→ What you have to do: In the severe weather preparedness article below, what happened in the fall of 2008 when a three-day torrential rainstorm caused the Little Calumet River to spill over its banks?

→ Study text:
--- START ---

Last weekend, the massive earthquake and subsequent tsunami that struck Japan caused widespread devastation underlining the fact that the potential for natural disaster is always present.
Here at home, the Indiana Department of Homeland Security (IDHS) is wrapping up their observance of severe weather preparedness week.
Throughout the Midwest, seasonal storms are well-known for leaving devastation in their path. Spring is especially unpredictable since temperatures routinely swing back and forth between balmy and frigid. When warm, moist air collides with cool, dry air, thunderstorms can bring lightning, tornadoes and flooding. Historically, Indiana has experienced some of its worst weather-related incidents during the spring months.
Thunderstorms can produce large hail, fl¬ash fl¬oods, heavy rain, lightning, strong winds and tornadoes that can reach speeds in excess of 300 mph, be more than a mile wide and cover approximately 50 miles during destruction.
Schools across the state simultaneously practiced tornado drills on Wednesday when the Emergency Alert System sounded.
According to IDHS executive director Joe Wainscott, every school, family and business should take time now to review or create a weather safety action plan since planning and preparedness help minimize weather related deaths, injuries and property damage.
"Being informed is an essential first step, but Hoosiers must also join the effort of being prepared," Joe Wainscott, IDHS Executive Director, said. "During a disaster, emergency services may be stressed and in high demand. Being able to take care of your own needs - for even a short time - will help responders assist those needing it most."
Since weather-related emergencies are often unexpected and come in many forms - downed trees, power outages and wet basements are some of the more common while over 17,000 homes and businesses were damaged in the fall of 2008 when a three-day torrential rainstorm caused the Little Calumet River to spill over its banks - the degree of severity ultimately determines the course of action that must be followed to ensure community safety.
Along with the experts at IDHS, the Federal Emergency Management Agency (FEMA), National Weather Service, American Red Cross, Centers for Disease Control and Prevention as well as our individual cities and towns have all created emergency management/preparedness plans.
While each organization has a slightly different focus, the overall message remains the same: the best thing you can do is be prepared.
In addition to staying informed--you should know the difference between a watch (conditions are favorable for severe weather) and warning (severe weather is occurring or likely to occur soon) - the key steps for being prepared include making a plan, building a kit and getting involved.
Start by considering the special needs of children, seniors or people with disabilities, family members that don't speak English and pets. Plan where to meet after a disaster choosing two places, one near your home and one outside your neighborhood (gas tanks should always be at least half full). Then, designate an out-of-area contact person who would most likely not be affected by the same emergency. Provide this person with names and contact information and instruct family members to check in with this person if you are separated during an emergency.

--- END ---

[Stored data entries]
--- START ---

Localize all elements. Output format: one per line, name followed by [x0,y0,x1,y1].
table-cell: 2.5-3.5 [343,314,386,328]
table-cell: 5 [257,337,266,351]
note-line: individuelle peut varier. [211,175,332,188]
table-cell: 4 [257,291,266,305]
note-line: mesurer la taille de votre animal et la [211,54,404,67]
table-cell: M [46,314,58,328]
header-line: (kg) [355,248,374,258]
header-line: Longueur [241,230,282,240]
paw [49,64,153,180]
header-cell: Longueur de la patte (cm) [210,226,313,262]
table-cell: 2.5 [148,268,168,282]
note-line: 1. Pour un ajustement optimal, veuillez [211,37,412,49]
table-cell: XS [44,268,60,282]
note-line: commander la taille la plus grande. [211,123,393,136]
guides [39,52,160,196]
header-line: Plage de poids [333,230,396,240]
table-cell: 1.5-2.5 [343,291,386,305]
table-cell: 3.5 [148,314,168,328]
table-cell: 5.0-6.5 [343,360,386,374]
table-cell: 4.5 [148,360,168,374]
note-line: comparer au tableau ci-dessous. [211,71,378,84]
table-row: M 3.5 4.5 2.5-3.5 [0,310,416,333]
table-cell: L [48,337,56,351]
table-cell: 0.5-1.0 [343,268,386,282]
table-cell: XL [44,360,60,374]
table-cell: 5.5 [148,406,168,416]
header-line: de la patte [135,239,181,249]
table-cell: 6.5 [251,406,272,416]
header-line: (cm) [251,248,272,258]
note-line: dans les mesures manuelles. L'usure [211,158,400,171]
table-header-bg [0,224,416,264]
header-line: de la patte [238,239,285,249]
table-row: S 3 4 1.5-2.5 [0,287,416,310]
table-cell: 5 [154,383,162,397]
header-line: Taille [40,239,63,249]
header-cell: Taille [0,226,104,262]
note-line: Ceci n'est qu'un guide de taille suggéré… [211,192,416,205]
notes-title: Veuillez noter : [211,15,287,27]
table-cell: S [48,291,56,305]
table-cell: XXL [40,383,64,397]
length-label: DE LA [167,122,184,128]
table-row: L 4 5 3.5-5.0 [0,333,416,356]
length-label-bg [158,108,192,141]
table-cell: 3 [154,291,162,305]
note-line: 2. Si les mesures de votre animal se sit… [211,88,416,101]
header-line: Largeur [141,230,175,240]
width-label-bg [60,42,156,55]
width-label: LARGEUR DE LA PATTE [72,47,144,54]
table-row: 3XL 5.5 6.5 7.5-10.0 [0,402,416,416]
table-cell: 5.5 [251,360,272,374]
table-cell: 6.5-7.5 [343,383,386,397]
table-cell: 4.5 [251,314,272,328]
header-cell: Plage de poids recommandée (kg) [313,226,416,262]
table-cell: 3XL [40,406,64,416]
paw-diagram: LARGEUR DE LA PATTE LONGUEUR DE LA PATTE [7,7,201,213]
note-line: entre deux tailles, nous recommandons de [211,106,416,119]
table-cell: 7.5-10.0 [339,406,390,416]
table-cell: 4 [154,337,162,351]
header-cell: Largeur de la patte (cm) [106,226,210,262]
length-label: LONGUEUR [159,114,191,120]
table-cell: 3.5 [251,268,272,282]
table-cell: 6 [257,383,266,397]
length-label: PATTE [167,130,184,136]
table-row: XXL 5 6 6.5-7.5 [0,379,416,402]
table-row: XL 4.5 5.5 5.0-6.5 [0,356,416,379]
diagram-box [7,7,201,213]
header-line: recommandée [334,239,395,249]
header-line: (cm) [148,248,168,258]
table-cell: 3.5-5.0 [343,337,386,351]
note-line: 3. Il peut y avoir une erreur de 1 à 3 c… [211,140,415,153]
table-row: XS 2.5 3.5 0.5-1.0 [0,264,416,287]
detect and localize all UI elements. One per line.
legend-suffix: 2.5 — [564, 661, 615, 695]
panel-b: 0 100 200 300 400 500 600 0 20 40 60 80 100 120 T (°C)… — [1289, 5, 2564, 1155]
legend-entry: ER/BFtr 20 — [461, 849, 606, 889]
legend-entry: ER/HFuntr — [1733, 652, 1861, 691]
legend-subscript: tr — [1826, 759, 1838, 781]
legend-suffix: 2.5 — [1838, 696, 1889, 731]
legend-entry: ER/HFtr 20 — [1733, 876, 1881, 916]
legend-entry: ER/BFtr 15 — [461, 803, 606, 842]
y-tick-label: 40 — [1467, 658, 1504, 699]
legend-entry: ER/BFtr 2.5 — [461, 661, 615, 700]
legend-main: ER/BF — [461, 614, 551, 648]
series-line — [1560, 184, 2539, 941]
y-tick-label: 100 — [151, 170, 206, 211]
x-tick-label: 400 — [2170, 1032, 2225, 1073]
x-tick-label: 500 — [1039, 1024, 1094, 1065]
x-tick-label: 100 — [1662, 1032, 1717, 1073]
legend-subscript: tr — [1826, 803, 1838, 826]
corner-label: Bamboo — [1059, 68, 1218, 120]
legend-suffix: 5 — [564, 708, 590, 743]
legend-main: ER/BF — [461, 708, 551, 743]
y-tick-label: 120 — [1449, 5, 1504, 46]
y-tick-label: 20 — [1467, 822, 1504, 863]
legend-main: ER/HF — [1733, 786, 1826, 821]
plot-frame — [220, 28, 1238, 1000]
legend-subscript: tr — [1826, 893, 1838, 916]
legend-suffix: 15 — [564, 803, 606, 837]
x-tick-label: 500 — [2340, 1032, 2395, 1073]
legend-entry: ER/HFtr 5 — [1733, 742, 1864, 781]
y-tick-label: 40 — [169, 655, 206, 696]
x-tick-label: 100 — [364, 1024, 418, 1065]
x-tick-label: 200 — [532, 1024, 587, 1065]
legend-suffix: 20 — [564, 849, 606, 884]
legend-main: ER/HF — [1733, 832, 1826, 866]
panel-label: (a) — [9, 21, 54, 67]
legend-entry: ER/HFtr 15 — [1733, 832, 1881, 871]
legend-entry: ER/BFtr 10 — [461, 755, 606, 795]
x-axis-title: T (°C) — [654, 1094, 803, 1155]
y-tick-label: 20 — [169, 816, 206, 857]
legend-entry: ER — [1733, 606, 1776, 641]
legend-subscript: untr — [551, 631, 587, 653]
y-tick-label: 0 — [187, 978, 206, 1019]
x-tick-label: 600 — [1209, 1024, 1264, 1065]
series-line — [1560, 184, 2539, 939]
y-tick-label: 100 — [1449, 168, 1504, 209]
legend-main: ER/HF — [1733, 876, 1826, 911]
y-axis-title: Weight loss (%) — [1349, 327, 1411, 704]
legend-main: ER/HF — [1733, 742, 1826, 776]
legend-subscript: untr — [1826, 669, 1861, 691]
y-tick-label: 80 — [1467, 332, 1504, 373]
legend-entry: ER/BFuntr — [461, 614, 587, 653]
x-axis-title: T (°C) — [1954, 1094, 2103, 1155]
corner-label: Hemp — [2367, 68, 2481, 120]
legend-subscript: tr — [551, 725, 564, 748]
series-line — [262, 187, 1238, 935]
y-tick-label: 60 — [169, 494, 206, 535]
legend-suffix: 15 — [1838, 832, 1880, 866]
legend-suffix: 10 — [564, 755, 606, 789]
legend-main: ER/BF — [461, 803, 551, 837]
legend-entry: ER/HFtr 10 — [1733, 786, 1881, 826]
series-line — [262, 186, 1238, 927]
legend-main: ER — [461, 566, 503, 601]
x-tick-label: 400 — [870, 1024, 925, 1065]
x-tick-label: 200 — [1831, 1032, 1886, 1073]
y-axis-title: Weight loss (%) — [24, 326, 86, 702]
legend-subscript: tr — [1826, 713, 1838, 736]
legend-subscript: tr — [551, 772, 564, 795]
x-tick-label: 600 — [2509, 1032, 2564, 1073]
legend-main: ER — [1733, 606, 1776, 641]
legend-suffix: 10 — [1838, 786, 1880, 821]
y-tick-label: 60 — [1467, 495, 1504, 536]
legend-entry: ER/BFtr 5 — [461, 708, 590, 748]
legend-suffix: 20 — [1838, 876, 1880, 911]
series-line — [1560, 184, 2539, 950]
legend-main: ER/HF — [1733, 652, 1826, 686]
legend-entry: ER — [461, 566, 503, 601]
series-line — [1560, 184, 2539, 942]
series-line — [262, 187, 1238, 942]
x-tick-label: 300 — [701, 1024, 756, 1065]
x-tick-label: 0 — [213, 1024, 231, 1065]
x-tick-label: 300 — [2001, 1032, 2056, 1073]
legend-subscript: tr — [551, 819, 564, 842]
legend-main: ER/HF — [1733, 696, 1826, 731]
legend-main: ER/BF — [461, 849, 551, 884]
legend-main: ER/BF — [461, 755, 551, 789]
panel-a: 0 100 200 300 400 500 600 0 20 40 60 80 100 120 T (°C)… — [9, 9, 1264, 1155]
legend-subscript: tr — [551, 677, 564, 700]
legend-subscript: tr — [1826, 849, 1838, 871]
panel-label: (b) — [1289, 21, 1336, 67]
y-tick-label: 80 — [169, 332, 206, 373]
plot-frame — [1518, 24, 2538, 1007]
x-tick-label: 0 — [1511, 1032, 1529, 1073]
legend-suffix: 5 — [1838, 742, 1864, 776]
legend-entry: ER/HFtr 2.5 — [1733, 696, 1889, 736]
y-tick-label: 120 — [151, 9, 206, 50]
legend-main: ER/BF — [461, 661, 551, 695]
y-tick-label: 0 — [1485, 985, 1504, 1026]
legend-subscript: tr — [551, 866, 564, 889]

--- END ---

→ Output: Over 17,000 homes and businesses were damaged.